# Task instructions
Return the entries below in their exact form, leaving the pictures out.

# Data supplied
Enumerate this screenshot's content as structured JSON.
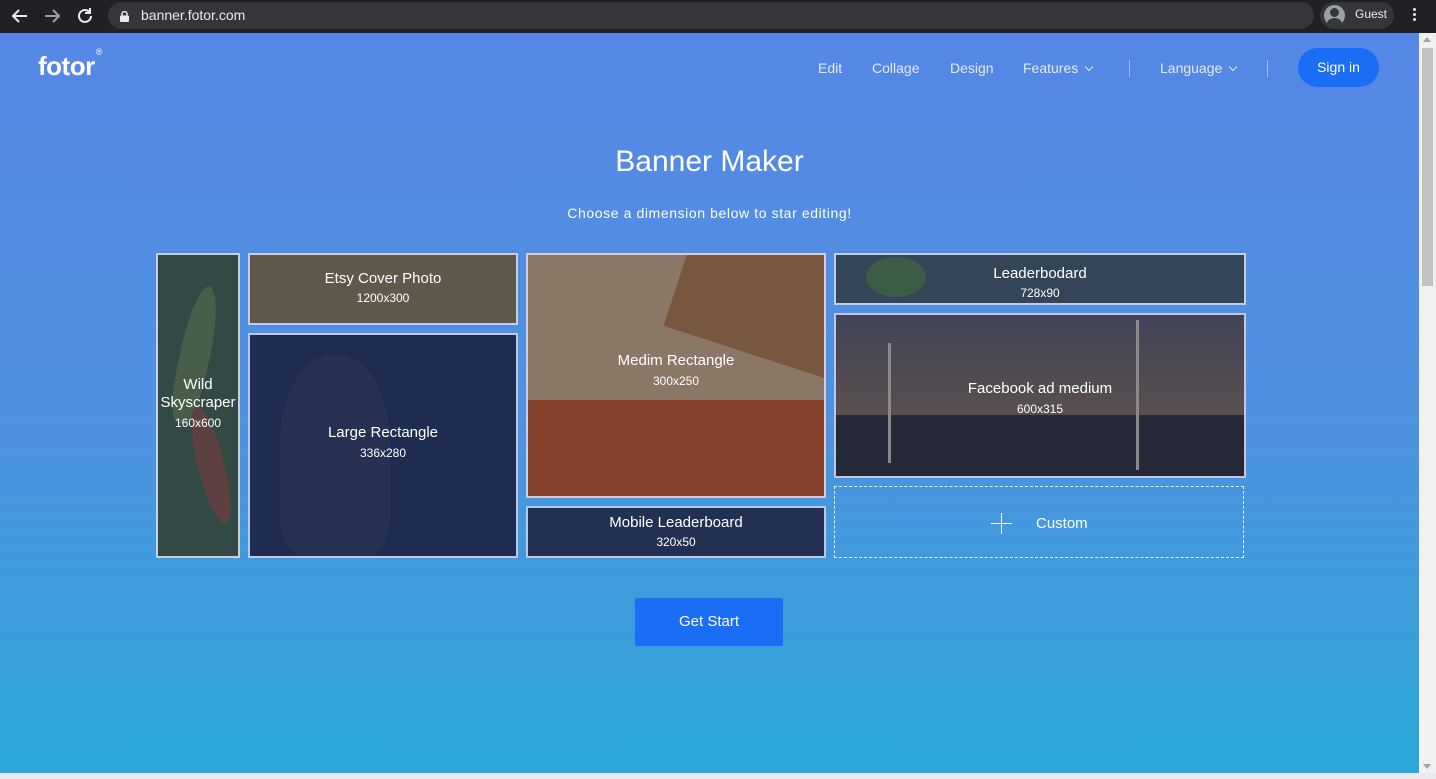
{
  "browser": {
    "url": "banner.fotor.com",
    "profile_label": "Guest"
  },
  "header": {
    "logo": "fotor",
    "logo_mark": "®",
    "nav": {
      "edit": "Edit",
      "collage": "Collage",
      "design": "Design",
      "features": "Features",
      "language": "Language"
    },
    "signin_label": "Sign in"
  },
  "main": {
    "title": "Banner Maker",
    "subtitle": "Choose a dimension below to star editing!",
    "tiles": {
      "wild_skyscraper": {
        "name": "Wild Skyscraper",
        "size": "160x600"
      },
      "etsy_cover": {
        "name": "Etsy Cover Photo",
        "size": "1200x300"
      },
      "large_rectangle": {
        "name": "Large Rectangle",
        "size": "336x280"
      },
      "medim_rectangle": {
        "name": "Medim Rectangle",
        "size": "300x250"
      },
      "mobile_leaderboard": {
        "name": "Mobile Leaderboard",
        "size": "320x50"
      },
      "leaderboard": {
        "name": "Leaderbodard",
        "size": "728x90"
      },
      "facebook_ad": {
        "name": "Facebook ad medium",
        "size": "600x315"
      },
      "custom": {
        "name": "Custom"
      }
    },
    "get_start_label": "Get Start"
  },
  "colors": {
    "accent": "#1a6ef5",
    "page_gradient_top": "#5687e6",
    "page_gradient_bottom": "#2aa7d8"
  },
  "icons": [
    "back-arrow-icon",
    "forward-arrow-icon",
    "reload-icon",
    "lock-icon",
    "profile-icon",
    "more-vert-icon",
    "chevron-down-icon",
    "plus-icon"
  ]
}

# Exercise result
Enumerate this screenshot's content as structured JSON.
{
  "browser": {
    "url": "banner.fotor.com",
    "profile_label": "Guest"
  },
  "header": {
    "logo": "fotor",
    "logo_mark": "®",
    "nav": {
      "edit": "Edit",
      "collage": "Collage",
      "design": "Design",
      "features": "Features",
      "language": "Language"
    },
    "signin_label": "Sign in"
  },
  "main": {
    "title": "Banner Maker",
    "subtitle": "Choose a dimension below to star editing!",
    "tiles": {
      "wild_skyscraper": {
        "name": "Wild Skyscraper",
        "size": "160x600"
      },
      "etsy_cover": {
        "name": "Etsy Cover Photo",
        "size": "1200x300"
      },
      "large_rectangle": {
        "name": "Large Rectangle",
        "size": "336x280"
      },
      "medim_rectangle": {
        "name": "Medim Rectangle",
        "size": "300x250"
      },
      "mobile_leaderboard": {
        "name": "Mobile Leaderboard",
        "size": "320x50"
      },
      "leaderboard": {
        "name": "Leaderbodard",
        "size": "728x90"
      },
      "facebook_ad": {
        "name": "Facebook ad medium",
        "size": "600x315"
      },
      "custom": {
        "name": "Custom"
      }
    },
    "get_start_label": "Get Start"
  },
  "colors": {
    "accent": "#1a6ef5",
    "page_gradient_top": "#5687e6",
    "page_gradient_bottom": "#2aa7d8"
  },
  "icons": [
    "back-arrow-icon",
    "forward-arrow-icon",
    "reload-icon",
    "lock-icon",
    "profile-icon",
    "more-vert-icon",
    "chevron-down-icon",
    "plus-icon"
  ]
}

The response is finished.